(Document section):
And, um, try to pick a good time, if you can. When we’re in the middle of working? Not a good time. Remember, your objective is to get through to us. Not to try to interview us while we’re still on the field.

How Others Have Managed It

Normally, Warrior Poet comes solely from my own perspective. This time, though, it felt important to expand beyond that a bit, and bring in other points of view.

I contacted a few people who are friends, acquaintances, or colleagues, and asked them to chime in with whatever seemed particularly relevant. Their backgrounds are all different, but their aims are the same: harmonizing their work within a shared home life. This could mean establishing clear priorities, resolving issues, or finding a partner who’s wired the same way.

A couple others are still to be heard from. If they come in late, I’ll add them when they do.

Barb Hendee. “I’m in a somewhat unique situation where my partner of twenty-seven years is also a writer — and we collaborate on a series — though this wasn’t always the case. He and I went to college together. We raised a daughter. We’ve been busy having a life. But throughout our adult lives together, I’ve always put the needs and feelings of J.C. and our daughter before the writing. I think that is the key. Of course having time to oneself and the writing are incredibly important, but our partners and our children have to come first. Always.”

Mark Alan Gunnells. “I found it almost impossible to write with him in the house because despite saying he understood how important it was to me, when I was writing he didn’t seem to consider that I was ‘doing anything’ and would interrupt me endlessly. He seemed to be annoyed at how much time I spent online trying to promote the books, talking to my publishers, doing interviews, that sort of thing … The way I dealt with it was writing a lot during downtime at work and trying to limit the online promotion machine to certain days.”

Elizabeth Massie. “My writing certainly wasn’t a plus to my relationship with my ex, and though it wasn’t the primary cause of its downfall, he never understood my need for solitude (which I really didn’t ask for very often; I tried very hard to balance things) in order to write and he often felt resentful. Now, however, I’m in a domestic partnership in which both of us make a living by creative freelancing. I’m a writer. Cortney is an illustrator. We understand each other’s needs for time alone. Our relationship thrives because we have can have our quiet time, our alone time, and then share what we’ve created for input or critiquing.”

Brian Keene. ”Writing cost me two marriages. At least, that’s what I tell myself. In truth, it was really me.

“My first marriage dissolved when I was trying to become a professional writer. We lived in a trailer and had about three dollars to our name. I worked all day in a foundry (and later as a truck driver) and then came home at night, and focused on my word processor, rather than my wife. I was young and dumb and it never occurred to me that my equally young wife might like me to spend some time with her rather than writing. Even when we did spend time together, we didn’t really communicate. She was usually watching TV while I had my nose buried in an issue of Deathrealm, The Horror Show, Cemetery Dance, New Blood, or one of the other big horror lit magazines of the time. When she left, I had that word processor and those horror magazines for comfort, and not much else.

(Exercise instructions):
Answer these questions about the passage on writers balancing work and home life:
(a) How many years has Barb Hendee been with her partner?
(b) What does Cortney do for a living?
(c) Where did Brian Keene work during the day while he was trying to become a professional writer?

(Element and region data)
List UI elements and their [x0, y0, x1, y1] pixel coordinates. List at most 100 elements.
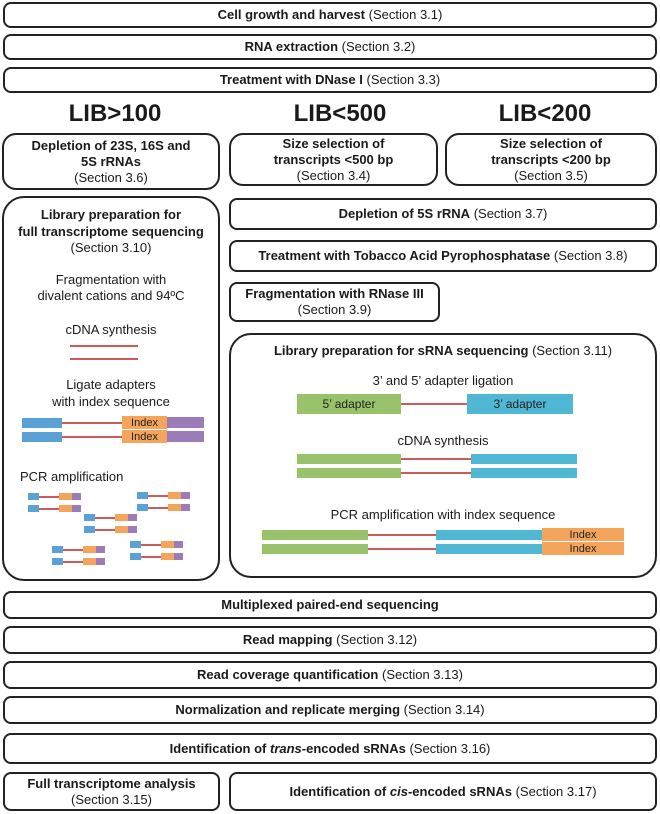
adapter-ligation-label: 3’ and 5’ adapter ligation: [372, 373, 514, 388]
srna-cdna-synthesis-label: cDNA synthesis: [397, 433, 489, 448]
adapter-3-segment: [436, 530, 542, 540]
amplicon-insert: [95, 529, 115, 531]
adapter-5-segment: [297, 454, 401, 464]
section-ref: (Section 3.12): [336, 632, 418, 647]
ligate-adapters-label-line2: with index sequence: [52, 394, 170, 409]
adapter-3-segment: [436, 544, 542, 554]
step-cell-growth: Cell growth and harvest (Section 3.1): [3, 2, 657, 28]
adapter-segment: [167, 417, 204, 428]
amplicon-adapter: [174, 541, 183, 548]
section-ref: (Section 3.7): [473, 206, 548, 221]
adapter-5-segment: [297, 468, 401, 478]
step-title: Treatment with DNase I: [219, 72, 363, 87]
libprep-srna-title-text: Library preparation for sRNA sequencing: [273, 343, 529, 358]
lib-100-heading: LIB>100: [68, 100, 162, 127]
cdna-synthesis-label: cDNA synthesis: [65, 322, 157, 337]
adapter-3-segment: [471, 468, 577, 478]
amplicon-index: [161, 553, 174, 560]
section-ref: (Section 3.3): [366, 72, 441, 87]
pcr-amplification-label: PCR amplification: [20, 469, 124, 484]
section-ref: (Section 3.14): [403, 702, 485, 717]
section-ref: (Section 3.17): [515, 783, 597, 799]
section-ref: (Section 3.1): [368, 7, 443, 22]
step-title-line2: 5S rRNAs: [81, 153, 141, 169]
amplicon-insert: [39, 508, 59, 510]
adapter-segment: [167, 431, 204, 442]
section-ref: (Section 3.6): [74, 169, 148, 185]
step-title: Depletion of 5S rRNA: [338, 206, 471, 221]
step-trans-srnas: Identification of trans-encoded sRNAs (S…: [3, 733, 657, 764]
lib-500-heading: LIB<500: [293, 100, 387, 127]
adapter-3-segment: [471, 454, 577, 464]
amplicon-index: [83, 558, 96, 565]
adapter-3-segment: 3’ adapter: [467, 394, 573, 414]
cdna-strand: [70, 358, 138, 360]
amplicon-index: [168, 492, 181, 499]
srna-pcr-label: PCR amplification with index sequence: [330, 507, 556, 522]
section-ref: (Section 3.16): [409, 740, 491, 756]
fragmentation-label-line2: divalent cations and 94ºC: [37, 288, 185, 303]
step-rnase-iii: Fragmentation with RNase III (Section 3.…: [229, 282, 440, 322]
amplicon-index: [115, 526, 128, 533]
step-title-line1: Size selection of: [282, 135, 385, 151]
adapter-segment: [22, 432, 62, 442]
amplicon-adapter: [52, 546, 63, 553]
step-title: Cell growth and harvest: [217, 7, 366, 22]
amplicon-adapter: [174, 553, 183, 560]
amplicon-adapter: [84, 514, 95, 521]
amplicon-adapter: [72, 493, 81, 500]
step-read-mapping: Read mapping (Section 3.12): [3, 626, 657, 654]
libprep-full-title-line1: Library preparation for: [40, 207, 182, 222]
step-size-selection-200: Size selection of transcripts <200 bp (S…: [445, 133, 657, 186]
amplicon-adapter: [28, 505, 39, 512]
section-ref: (Section 3.8): [553, 248, 628, 263]
step-title: Treatment with Tobacco Acid Pyrophosphat…: [258, 248, 551, 263]
amplicon-adapter: [137, 492, 148, 499]
amplicon-adapter: [72, 505, 81, 512]
step-title: Read mapping: [242, 632, 333, 647]
step-title-line2: transcripts <200 bp: [491, 151, 611, 167]
amplicon-index: [161, 541, 174, 548]
step-title: Read coverage quantification: [197, 667, 379, 682]
step-title-line1: Size selection of: [500, 135, 602, 151]
libprep-full-title-line2: full transcriptome sequencing: [18, 224, 204, 239]
step-title-post: -encoded sRNAs: [301, 740, 406, 756]
section-ref: (Section 3.13): [382, 667, 463, 682]
index-segment: Index: [542, 528, 624, 541]
amplicon-adapter: [130, 553, 141, 560]
amplicon-insert: [39, 496, 59, 498]
step-dnase: Treatment with DNase I (Section 3.3): [3, 67, 657, 93]
libprep-srna-title: Library preparation for sRNA sequencing …: [229, 343, 657, 359]
section-ref: (Section 3.11): [532, 343, 613, 358]
adapter-5-segment: [262, 530, 368, 540]
index-label: Index: [131, 416, 158, 429]
adapter-segment: [22, 418, 62, 428]
amplicon-insert: [63, 549, 83, 551]
step-title-pre: Identification of: [289, 783, 390, 799]
step-title: Fragmentation with RNase III: [245, 286, 424, 301]
index-segment: Index: [542, 542, 624, 555]
amplicon-adapter: [96, 558, 105, 565]
step-cis-srnas: Identification of cis-encoded sRNAs (Sec…: [229, 772, 657, 811]
step-depletion-23s: Depletion of 23S, 16S and 5S rRNAs (Sect…: [2, 133, 220, 190]
step-title-italic: cis: [389, 783, 408, 799]
index-segment: Index: [122, 430, 167, 443]
amplicon-insert: [141, 556, 161, 558]
amplicon-adapter: [130, 541, 141, 548]
amplicon-adapter: [84, 526, 95, 533]
amplicon-adapter: [128, 514, 137, 521]
step-rna-extraction: RNA extraction (Section 3.2): [3, 34, 657, 60]
step-title: Normalization and replicate merging: [175, 702, 401, 717]
lib-200-heading: LIB<200: [498, 100, 592, 127]
insert-strand: [368, 548, 436, 550]
amplicon-index: [83, 546, 96, 553]
amplicon-adapter: [181, 492, 190, 499]
index-label: Index: [569, 542, 597, 555]
step-title-pre: Identification of: [169, 740, 270, 756]
step-title-line2: transcripts <500 bp: [273, 151, 394, 167]
insert-strand: [401, 472, 471, 474]
insert-strand: [401, 458, 471, 460]
step-title: RNA extraction: [244, 39, 339, 54]
amplicon-insert: [95, 517, 115, 519]
index-label: Index: [131, 430, 158, 443]
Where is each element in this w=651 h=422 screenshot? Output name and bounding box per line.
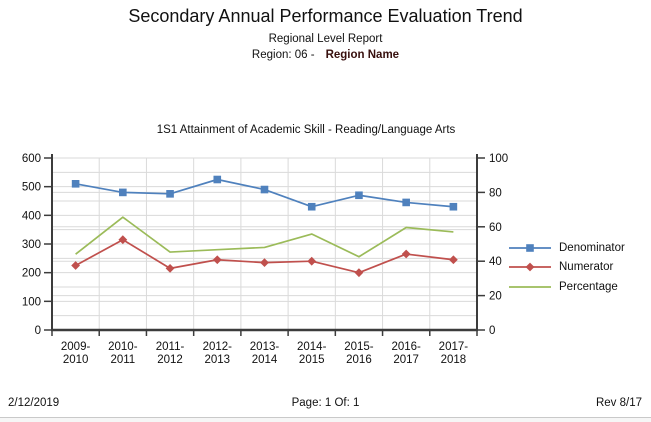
page-bottom-strip: [0, 418, 651, 422]
region-name: Region Name: [325, 49, 400, 61]
legend-swatch-diamond-line: [509, 262, 551, 272]
page-footer: 2/12/2019 Page: 1 Of: 1 Rev 8/17: [0, 397, 651, 413]
right-axis-tick-label: 0: [489, 325, 495, 337]
data-point-marker: [307, 256, 317, 266]
right-axis-tick-label: 20: [489, 291, 502, 303]
legend-item-numerator: Numerator: [508, 258, 625, 278]
data-point-marker: [354, 268, 364, 278]
series-denominator: [71, 175, 458, 211]
data-point-marker: [118, 235, 128, 245]
footer-revision: Rev 8/17: [595, 397, 642, 409]
chart-legend: Denominator Numerator Percentage: [508, 238, 625, 297]
data-point-marker: [71, 180, 80, 188]
right-axis-tick-label: 80: [489, 187, 502, 199]
series-line: [75, 216, 454, 258]
x-axis-category-label: 2014-2015: [297, 341, 327, 366]
page-title: Secondary Annual Performance Evaluation …: [128, 6, 523, 26]
series-numerator: [71, 235, 458, 278]
legend-label: Numerator: [559, 261, 614, 274]
x-axis-category-label: 2009-2010: [61, 341, 91, 366]
data-point-marker: [260, 258, 269, 268]
data-point-marker: [166, 190, 174, 198]
data-point-marker: [165, 263, 175, 273]
legend-item-percentage: Percentage: [508, 277, 625, 297]
x-axis-category-label: 2012-2013: [203, 341, 233, 366]
region-label: Region: 06 -: [251, 49, 315, 61]
series-line: [75, 238, 454, 274]
data-point-marker: [71, 261, 81, 270]
left-axis-tick-label: 400: [22, 210, 41, 222]
left-axis-tick-label: 200: [22, 268, 41, 280]
right-axis-tick-label: 60: [489, 222, 502, 234]
x-axis-category-label: 2015-2016: [344, 341, 374, 366]
x-axis-category-label: 2011-2012: [156, 341, 185, 366]
chart-title: 1S1 Attainment of Academic Skill - Readi…: [156, 124, 456, 136]
legend-label: Denominator: [559, 241, 625, 254]
data-point-marker: [119, 188, 127, 197]
data-point-marker: [449, 202, 458, 211]
legend-label: Percentage: [559, 280, 618, 293]
trend-line-chart: 0 100 200 300 400 500 600 0 20 40 60 80 100 2009-2010…: [22, 153, 508, 366]
right-axis-tick-label: 100: [489, 153, 508, 165]
data-point-marker: [401, 249, 411, 259]
left-axis-tick-label: 0: [35, 325, 41, 337]
chart-axes: [44, 154, 485, 336]
legend-swatch-square-line: [509, 243, 551, 252]
data-point-marker: [212, 255, 222, 265]
x-axis-category-label: 2013-2014: [250, 341, 280, 366]
legend-swatch-none-line: [509, 285, 551, 288]
report-subtitle: Regional Level Report: [268, 33, 383, 45]
data-point-marker: [307, 202, 316, 211]
left-axis-tick-label: 600: [22, 153, 41, 165]
right-axis-tick-label: 40: [489, 256, 502, 268]
data-point-marker: [260, 185, 269, 194]
left-axis-tick-label: 100: [22, 296, 41, 308]
series-percentage: [75, 216, 454, 258]
footer-date: 2/12/2019: [8, 397, 60, 409]
x-axis-category-label: 2016-2017: [391, 341, 421, 366]
data-point-marker: [213, 175, 222, 184]
x-axis-category-label: 2017-2018: [439, 341, 469, 366]
data-point-marker: [402, 198, 410, 207]
data-point-marker: [448, 255, 458, 265]
left-axis-tick-label: 500: [22, 182, 41, 194]
footer-page-number: Page: 1 Of: 1: [291, 397, 360, 409]
axis-tick-labels: 0 100 200 300 400 500 600 0 20 40 60 80 100 2009-2010…: [22, 153, 508, 366]
page-bottom-divider: [0, 417, 651, 418]
left-axis-tick-label: 300: [22, 239, 41, 251]
region-line: Region: 06 - Region Name: [0, 49, 651, 61]
x-axis-category-label: 2010-2011: [108, 341, 138, 366]
legend-item-denominator: Denominator: [508, 238, 625, 258]
data-point-marker: [355, 191, 363, 200]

(Solution for this exercise):
(a) Twenty-seven years.
(b) Cortney is an illustrator.
(c) He worked in a foundry, and later as a truck driver.